:: EXERCISE INPUTS ::

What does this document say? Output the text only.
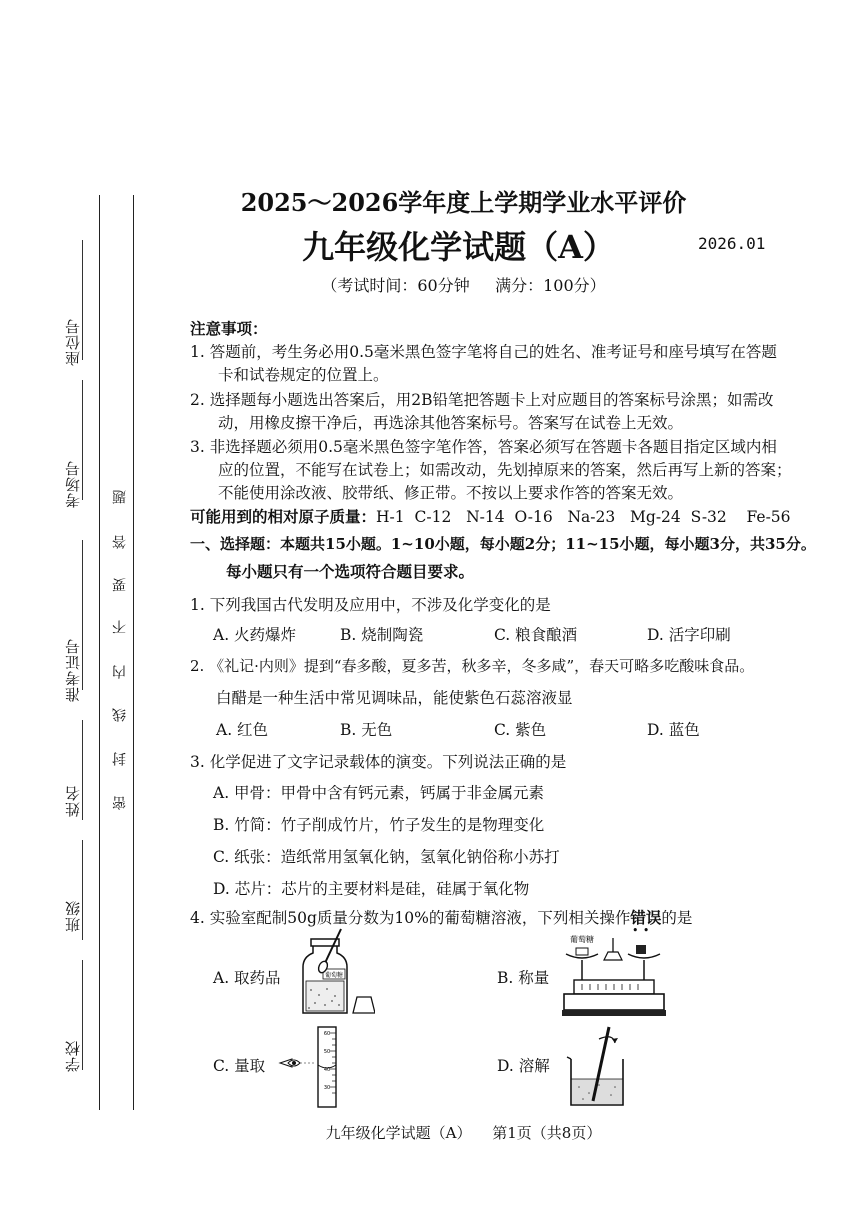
座位号
考场号
准考证号
姓名
班级
学校
题
答
要
不
内
线
封
密
2025～2026学年度上学期学业水平评价
九年级化学试题（A）	2026.01
（考试时间：60分钟     满分：100分）
注意事项：
1. 答题前，考生务必用0.5毫米黑色签字笔将自己的姓名、准考证号和座号填写在答题
卡和试卷规定的位置上。
2. 选择题每小题选出答案后，用2B铅笔把答题卡上对应题目的答案标号涂黑；如需改
动，用橡皮擦干净后，再选涂其他答案标号。答案写在试卷上无效。
3. 非选择题必须用0.5毫米黑色签字笔作答，答案必须写在答题卡各题目指定区域内相
应的位置，不能写在试卷上；如需改动，先划掉原来的答案，然后再写上新的答案；
不能使用涂改液、胶带纸、修正带。不按以上要求作答的答案无效。
可能用到的相对原子质量：H-1  C-12   N-14  O-16   Na-23   Mg-24  S-32    Fe-56
一、选择题：本题共15小题。1~10小题，每小题2分；11~15小题，每小题3分，共35分。
每小题只有一个选项符合题目要求。
1. 下列我国古代发明及应用中，不涉及化学变化的是
A. 火药爆炸	B. 烧制陶瓷	C. 粮食酿酒	D. 活字印刷
2. 《礼记·内则》提到“春多酸，夏多苦，秋多辛，冬多咸”，春天可略多吃酸味食品。
白醋是一种生活中常见调味品，能使紫色石蕊溶液显
A. 红色	B. 无色	C. 紫色	D. 蓝色
3. 化学促进了文字记录载体的演变。下列说法正确的是
A. 甲骨：甲骨中含有钙元素，钙属于非金属元素
B. 竹简：竹子削成竹片，竹子发生的是物理变化
C. 纸张：造纸常用氢氧化钠，氢氧化钠俗称小苏打
D. 芯片：芯片的主要材料是硅，硅属于氧化物
4. 实验室配制50g质量分数为10%的葡萄糖溶液，下列相关操作错误 • •的是
A. 取药品	B. 称量
C. 量取	D. 溶解
葡萄糖
葡萄糖
60
50
40
30
九年级化学试题（A） 第1页（共8页）
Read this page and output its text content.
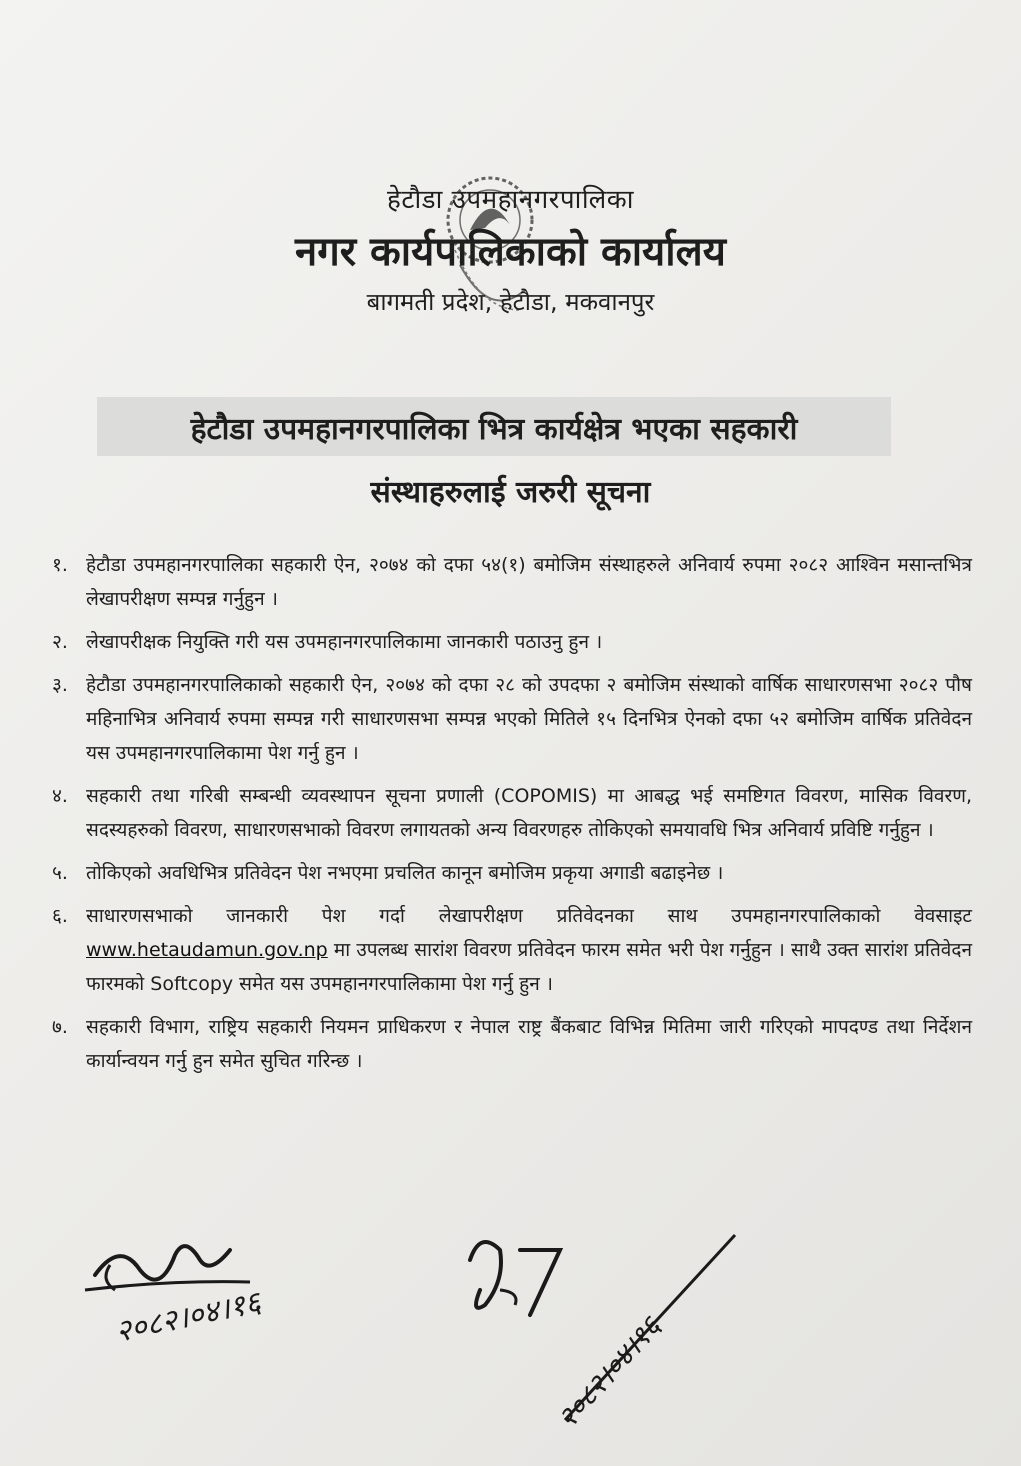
हेटौडा उपमहानगरपालिका
नगर कार्यपालिकाको कार्यालय
बागमती प्रदेश, हेटौडा, मकवानपुर
हेटौडा उपमहानगरपालिका भित्र कार्यक्षेत्र भएका सहकारी
संस्थाहरुलाई जरुरी सूचना
१. हेटौडा उपमहानगरपालिका सहकारी ऐन, २०७४ को दफा ५४(१) बमोजिम संस्थाहरुले अनिवार्य रुपमा २०८२ आश्विन मसान्तभित्र लेखापरीक्षण सम्पन्न गर्नुहुन ।
२. लेखापरीक्षक नियुक्ति गरी यस उपमहानगरपालिकामा जानकारी पठाउनु हुन ।
३. हेटौडा उपमहानगरपालिकाको सहकारी ऐन, २०७४ को दफा २८ को उपदफा २ बमोजिम संस्थाको वार्षिक साधारणसभा २०८२ पौष महिनाभित्र अनिवार्य रुपमा सम्पन्न गरी साधारणसभा सम्पन्न भएको मितिले १५ दिनभित्र ऐनको दफा ५२ बमोजिम वार्षिक प्रतिवेदन यस उपमहानगरपालिकामा पेश गर्नु हुन ।
४. सहकारी तथा गरिबी सम्बन्धी व्यवस्थापन सूचना प्रणाली (COPOMIS) मा आबद्ध भई समष्टिगत विवरण, मासिक विवरण, सदस्यहरुको विवरण, साधारणसभाको विवरण लगायतको अन्य विवरणहरु तोकिएको समयावधि भित्र अनिवार्य प्रविष्टि गर्नुहुन ।
५. तोकिएको अवधिभित्र प्रतिवेदन पेश नभएमा प्रचलित कानून बमोजिम प्रकृया अगाडी बढाइनेछ ।
६. साधारणसभाको जानकारी पेश गर्दा लेखापरीक्षण प्रतिवेदनका साथ उपमहानगरपालिकाको वेवसाइट www.hetaudamun.gov.np मा उपलब्ध सारांश विवरण प्रतिवेदन फारम समेत भरी पेश गर्नुहुन । साथै उक्त सारांश प्रतिवेदन फारमको Softcopy समेत यस उपमहानगरपालिकामा पेश गर्नु हुन ।
७. सहकारी विभाग, राष्ट्रिय सहकारी नियमन प्राधिकरण र नेपाल राष्ट्र बैंकबाट विभिन्न मितिमा जारी गरिएको मापदण्ड तथा निर्देशन कार्यान्वयन गर्नु हुन समेत सुचित गरिन्छ ।
२०८२।०४।१६	२०८२।०४।१६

:::

**WHAT TO DO**
Where a line above includes "this", copy that line.

**EXERCISE ANSWER**
What does this document say? Output the text only.
Read this page and output its text content.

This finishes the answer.